**WHAT YOU HAVE TO DO**.
Reproduce the following material exactly, including every line.

— begin —

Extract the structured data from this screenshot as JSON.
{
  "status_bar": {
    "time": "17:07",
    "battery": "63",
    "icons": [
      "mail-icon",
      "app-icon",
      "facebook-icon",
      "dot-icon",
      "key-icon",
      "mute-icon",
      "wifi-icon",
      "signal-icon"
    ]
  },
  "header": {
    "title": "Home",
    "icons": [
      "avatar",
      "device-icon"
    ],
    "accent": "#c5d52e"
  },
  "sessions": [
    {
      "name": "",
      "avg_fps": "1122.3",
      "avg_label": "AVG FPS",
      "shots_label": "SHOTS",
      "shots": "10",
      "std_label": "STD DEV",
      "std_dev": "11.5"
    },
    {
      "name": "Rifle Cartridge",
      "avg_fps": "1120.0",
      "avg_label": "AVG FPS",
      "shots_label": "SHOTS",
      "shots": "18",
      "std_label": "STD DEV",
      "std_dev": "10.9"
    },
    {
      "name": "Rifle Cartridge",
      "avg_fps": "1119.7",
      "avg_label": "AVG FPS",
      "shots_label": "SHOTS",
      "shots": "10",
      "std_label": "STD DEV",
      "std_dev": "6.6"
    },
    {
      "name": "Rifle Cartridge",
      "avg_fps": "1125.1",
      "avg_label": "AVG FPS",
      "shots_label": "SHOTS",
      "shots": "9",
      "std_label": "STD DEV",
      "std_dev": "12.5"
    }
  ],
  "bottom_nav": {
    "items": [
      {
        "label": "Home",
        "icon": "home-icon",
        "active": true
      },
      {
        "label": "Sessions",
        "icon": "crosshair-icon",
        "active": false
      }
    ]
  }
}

— end —

**FULL SOLUTION**.
Extract the structured data from this screenshot as JSON.
{
  "status_bar": {
    "time": "17:07",
    "battery": "63",
    "icons": [
      "mail-icon",
      "app-icon",
      "facebook-icon",
      "dot-icon",
      "key-icon",
      "mute-icon",
      "wifi-icon",
      "signal-icon"
    ]
  },
  "header": {
    "title": "Home",
    "icons": [
      "avatar",
      "device-icon"
    ],
    "accent": "#c5d52e"
  },
  "sessions": [
    {
      "name": "",
      "avg_fps": "1122.3",
      "avg_label": "AVG FPS",
      "shots_label": "SHOTS",
      "shots": "10",
      "std_label": "STD DEV",
      "std_dev": "11.5"
    },
    {
      "name": "Rifle Cartridge",
      "avg_fps": "1120.0",
      "avg_label": "AVG FPS",
      "shots_label": "SHOTS",
      "shots": "18",
      "std_label": "STD DEV",
      "std_dev": "10.9"
    },
    {
      "name": "Rifle Cartridge",
      "avg_fps": "1119.7",
      "avg_label": "AVG FPS",
      "shots_label": "SHOTS",
      "shots": "10",
      "std_label": "STD DEV",
      "std_dev": "6.6"
    },
    {
      "name": "Rifle Cartridge",
      "avg_fps": "1125.1",
      "avg_label": "AVG FPS",
      "shots_label": "SHOTS",
      "shots": "9",
      "std_label": "STD DEV",
      "std_dev": "12.5"
    }
  ],
  "bottom_nav": {
    "items": [
      {
        "label": "Home",
        "icon": "home-icon",
        "active": true
      },
      {
        "label": "Sessions",
        "icon": "crosshair-icon",
        "active": false
      }
    ]
  }
}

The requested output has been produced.